■ Challenge: Gather all lines containing the string "source" and copy them out.

■ Data extract:
____

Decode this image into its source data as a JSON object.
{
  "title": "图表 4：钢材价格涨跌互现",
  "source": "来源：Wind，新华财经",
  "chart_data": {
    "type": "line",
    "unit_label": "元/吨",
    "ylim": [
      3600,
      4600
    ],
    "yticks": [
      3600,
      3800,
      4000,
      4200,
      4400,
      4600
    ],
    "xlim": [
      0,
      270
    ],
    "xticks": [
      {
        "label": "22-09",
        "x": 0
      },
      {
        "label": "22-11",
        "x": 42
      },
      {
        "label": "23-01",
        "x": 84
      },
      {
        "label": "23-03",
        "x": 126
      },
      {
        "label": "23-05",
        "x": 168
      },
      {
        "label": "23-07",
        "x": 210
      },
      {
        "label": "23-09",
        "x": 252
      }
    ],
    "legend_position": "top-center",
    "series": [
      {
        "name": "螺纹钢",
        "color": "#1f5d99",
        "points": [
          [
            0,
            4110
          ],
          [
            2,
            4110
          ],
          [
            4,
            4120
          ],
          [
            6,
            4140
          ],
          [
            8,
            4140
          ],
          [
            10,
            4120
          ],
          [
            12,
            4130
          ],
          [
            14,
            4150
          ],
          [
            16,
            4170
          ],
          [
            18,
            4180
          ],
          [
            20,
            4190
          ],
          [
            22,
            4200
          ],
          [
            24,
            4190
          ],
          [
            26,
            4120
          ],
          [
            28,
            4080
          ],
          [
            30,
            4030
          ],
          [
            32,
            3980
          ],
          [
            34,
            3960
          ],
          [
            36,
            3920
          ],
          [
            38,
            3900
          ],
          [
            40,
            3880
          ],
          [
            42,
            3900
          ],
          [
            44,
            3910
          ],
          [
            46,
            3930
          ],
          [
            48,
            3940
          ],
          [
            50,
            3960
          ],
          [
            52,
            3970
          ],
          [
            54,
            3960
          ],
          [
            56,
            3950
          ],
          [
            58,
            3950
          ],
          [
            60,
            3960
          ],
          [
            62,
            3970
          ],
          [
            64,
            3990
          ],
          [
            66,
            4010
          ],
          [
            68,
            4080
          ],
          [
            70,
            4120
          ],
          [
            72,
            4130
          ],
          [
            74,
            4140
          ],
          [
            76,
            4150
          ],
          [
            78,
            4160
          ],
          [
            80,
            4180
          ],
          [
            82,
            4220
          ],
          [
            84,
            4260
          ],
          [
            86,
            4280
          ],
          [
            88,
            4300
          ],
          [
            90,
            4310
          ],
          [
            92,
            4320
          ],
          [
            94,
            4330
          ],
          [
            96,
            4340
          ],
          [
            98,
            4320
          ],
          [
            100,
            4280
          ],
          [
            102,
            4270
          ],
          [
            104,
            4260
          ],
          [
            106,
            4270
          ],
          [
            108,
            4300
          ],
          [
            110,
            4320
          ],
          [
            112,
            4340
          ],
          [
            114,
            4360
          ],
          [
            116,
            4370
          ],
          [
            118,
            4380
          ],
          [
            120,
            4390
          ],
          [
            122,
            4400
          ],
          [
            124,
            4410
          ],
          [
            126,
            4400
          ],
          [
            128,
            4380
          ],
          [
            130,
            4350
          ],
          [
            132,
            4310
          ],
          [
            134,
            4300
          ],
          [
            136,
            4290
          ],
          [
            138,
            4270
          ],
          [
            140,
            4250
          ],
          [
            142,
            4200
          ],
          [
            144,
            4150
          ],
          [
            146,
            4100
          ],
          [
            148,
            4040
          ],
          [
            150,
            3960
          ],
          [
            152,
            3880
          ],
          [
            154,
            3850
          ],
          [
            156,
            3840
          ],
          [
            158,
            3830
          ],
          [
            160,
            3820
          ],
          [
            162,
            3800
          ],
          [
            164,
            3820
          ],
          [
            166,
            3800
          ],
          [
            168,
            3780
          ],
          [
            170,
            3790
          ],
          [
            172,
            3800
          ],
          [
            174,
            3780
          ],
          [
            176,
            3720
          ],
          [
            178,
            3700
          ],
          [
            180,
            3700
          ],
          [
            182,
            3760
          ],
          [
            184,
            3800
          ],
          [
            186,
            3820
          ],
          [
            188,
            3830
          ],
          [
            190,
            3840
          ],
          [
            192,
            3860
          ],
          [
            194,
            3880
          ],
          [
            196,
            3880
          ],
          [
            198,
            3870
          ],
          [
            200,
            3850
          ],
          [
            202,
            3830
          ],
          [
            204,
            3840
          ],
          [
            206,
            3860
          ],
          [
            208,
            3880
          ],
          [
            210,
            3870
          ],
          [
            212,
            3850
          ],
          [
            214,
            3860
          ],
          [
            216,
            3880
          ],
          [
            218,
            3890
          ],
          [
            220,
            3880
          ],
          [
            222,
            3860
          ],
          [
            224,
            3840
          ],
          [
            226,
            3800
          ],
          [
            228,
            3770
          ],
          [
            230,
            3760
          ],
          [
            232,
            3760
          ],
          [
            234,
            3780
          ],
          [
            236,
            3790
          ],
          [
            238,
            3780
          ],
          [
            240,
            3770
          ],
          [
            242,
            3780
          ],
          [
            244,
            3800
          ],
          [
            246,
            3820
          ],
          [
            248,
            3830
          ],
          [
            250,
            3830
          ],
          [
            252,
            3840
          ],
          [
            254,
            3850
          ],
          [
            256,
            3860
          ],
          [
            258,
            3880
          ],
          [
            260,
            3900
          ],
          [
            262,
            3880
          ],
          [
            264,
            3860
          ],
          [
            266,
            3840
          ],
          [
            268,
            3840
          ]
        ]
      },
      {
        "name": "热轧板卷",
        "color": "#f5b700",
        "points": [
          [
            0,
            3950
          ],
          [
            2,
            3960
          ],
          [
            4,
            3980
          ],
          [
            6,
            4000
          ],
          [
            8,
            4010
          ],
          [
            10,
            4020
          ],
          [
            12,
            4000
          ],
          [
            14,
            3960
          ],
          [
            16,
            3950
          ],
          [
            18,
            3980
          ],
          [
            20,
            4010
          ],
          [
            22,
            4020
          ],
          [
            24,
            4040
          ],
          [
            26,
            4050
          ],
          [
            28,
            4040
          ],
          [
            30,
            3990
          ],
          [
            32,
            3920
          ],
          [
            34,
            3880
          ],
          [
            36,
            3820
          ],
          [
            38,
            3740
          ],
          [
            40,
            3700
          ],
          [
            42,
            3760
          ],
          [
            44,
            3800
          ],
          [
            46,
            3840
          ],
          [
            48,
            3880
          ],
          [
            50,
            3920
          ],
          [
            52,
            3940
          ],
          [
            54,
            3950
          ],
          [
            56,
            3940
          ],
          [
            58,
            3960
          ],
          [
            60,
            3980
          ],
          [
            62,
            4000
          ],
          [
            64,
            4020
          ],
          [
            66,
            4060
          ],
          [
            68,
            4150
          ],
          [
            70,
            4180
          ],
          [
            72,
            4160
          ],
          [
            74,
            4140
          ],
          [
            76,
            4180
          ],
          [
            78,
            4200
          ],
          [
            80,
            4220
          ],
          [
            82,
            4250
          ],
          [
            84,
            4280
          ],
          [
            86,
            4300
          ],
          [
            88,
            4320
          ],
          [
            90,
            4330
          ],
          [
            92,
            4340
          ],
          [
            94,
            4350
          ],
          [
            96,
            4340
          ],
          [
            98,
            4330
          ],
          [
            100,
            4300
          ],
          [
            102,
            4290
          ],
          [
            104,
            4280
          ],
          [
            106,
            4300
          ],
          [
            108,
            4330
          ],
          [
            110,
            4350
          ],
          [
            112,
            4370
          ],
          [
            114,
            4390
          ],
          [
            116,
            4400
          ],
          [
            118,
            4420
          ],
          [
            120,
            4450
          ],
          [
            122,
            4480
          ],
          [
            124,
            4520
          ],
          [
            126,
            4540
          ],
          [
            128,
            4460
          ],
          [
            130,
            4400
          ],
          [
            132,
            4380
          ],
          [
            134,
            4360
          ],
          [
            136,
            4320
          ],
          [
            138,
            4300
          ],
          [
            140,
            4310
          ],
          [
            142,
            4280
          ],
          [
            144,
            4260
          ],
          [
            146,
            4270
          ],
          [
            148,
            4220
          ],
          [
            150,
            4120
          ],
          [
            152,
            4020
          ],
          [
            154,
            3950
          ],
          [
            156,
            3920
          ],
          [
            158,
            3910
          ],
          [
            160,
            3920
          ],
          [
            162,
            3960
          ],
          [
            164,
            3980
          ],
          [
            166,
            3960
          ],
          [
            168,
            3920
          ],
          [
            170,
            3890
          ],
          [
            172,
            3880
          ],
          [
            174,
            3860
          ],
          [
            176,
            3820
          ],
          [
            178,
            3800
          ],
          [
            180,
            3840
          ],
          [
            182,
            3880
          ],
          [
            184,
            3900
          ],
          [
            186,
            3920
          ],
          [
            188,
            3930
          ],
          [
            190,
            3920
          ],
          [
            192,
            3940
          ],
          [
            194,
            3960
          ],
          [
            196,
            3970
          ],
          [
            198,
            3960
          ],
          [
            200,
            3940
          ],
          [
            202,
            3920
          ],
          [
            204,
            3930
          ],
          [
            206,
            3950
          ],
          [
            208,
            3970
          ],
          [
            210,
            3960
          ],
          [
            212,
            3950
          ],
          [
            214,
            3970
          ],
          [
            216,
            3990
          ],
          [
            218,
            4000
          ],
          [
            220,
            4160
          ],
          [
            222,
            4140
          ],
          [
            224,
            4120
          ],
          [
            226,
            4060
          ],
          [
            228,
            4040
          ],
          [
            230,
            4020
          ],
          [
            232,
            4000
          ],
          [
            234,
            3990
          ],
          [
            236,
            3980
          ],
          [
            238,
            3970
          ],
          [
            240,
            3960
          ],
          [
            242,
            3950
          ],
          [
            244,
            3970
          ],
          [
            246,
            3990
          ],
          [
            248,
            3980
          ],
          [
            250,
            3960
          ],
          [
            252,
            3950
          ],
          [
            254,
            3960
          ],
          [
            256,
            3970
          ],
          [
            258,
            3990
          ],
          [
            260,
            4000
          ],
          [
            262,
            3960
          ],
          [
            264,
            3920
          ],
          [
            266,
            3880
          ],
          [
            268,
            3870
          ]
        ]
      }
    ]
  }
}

____

■ Expected output:
Decode this image into its source data as a JSON object.
  "source": "来源：Wind，新华财经",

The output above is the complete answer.